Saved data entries
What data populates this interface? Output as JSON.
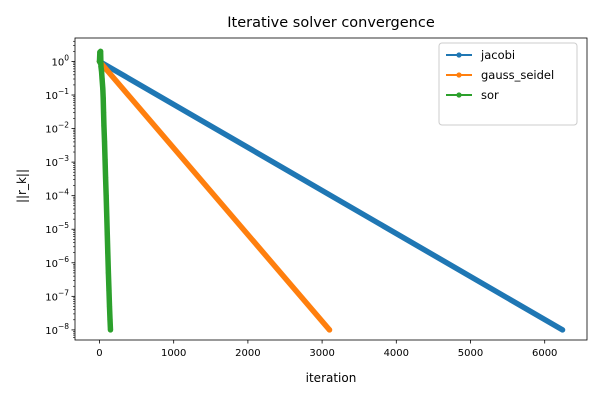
{
  "chart_data": {
    "type": "line",
    "title": "Iterative solver convergence",
    "xlabel": "iteration",
    "ylabel": "||r_k||",
    "yscale": "log",
    "xlim": [
      -330,
      6570
    ],
    "ylim": [
      5e-09,
      5.0
    ],
    "xticks": [
      0,
      1000,
      2000,
      3000,
      4000,
      5000,
      6000
    ],
    "yticks": [
      {
        "value": 1.0,
        "base": "10",
        "exp": "0"
      },
      {
        "value": 0.1,
        "base": "10",
        "exp": "−1"
      },
      {
        "value": 0.01,
        "base": "10",
        "exp": "−2"
      },
      {
        "value": 0.001,
        "base": "10",
        "exp": "−3"
      },
      {
        "value": 0.0001,
        "base": "10",
        "exp": "−4"
      },
      {
        "value": 1e-05,
        "base": "10",
        "exp": "−5"
      },
      {
        "value": 1e-06,
        "base": "10",
        "exp": "−6"
      },
      {
        "value": 1e-07,
        "base": "10",
        "exp": "−7"
      },
      {
        "value": 1e-08,
        "base": "10",
        "exp": "−8"
      }
    ],
    "grid": false,
    "legend_position": "top-right",
    "series": [
      {
        "name": "jacobi",
        "color": "#1f77b4",
        "points": [
          [
            0,
            1.0
          ],
          [
            6240,
            1e-08
          ]
        ]
      },
      {
        "name": "gauss_seidel",
        "color": "#ff7f0e",
        "points": [
          [
            0,
            1.0
          ],
          [
            3100,
            1e-08
          ]
        ]
      },
      {
        "name": "sor",
        "color": "#2ca02c",
        "points": [
          [
            0,
            1.0
          ],
          [
            5,
            1.9
          ],
          [
            10,
            0.9
          ],
          [
            15,
            2.0
          ],
          [
            20,
            0.7
          ],
          [
            28,
            0.5
          ],
          [
            35,
            0.3
          ],
          [
            45,
            0.15
          ],
          [
            50,
            0.08
          ],
          [
            55,
            0.03
          ],
          [
            60,
            0.012
          ],
          [
            68,
            0.004
          ],
          [
            75,
            0.0012
          ],
          [
            82,
            0.00035
          ],
          [
            90,
            0.0001
          ],
          [
            98,
            2.5e-05
          ],
          [
            105,
            7e-06
          ],
          [
            112,
            2e-06
          ],
          [
            120,
            5e-07
          ],
          [
            128,
            1.5e-07
          ],
          [
            135,
            5e-08
          ],
          [
            142,
            2e-08
          ],
          [
            148,
            1e-08
          ]
        ]
      }
    ]
  }
}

What is asked
Check each line above for the string "value", then copy the ones that have it.

Reply
        "value": 1.0,
        "value": 0.1,
        "value": 0.01,
        "value": 0.001,
        "value": 0.0001,
        "value": 1e-05,
        "value": 1e-06,
        "value": 1e-07,
        "value": 1e-08,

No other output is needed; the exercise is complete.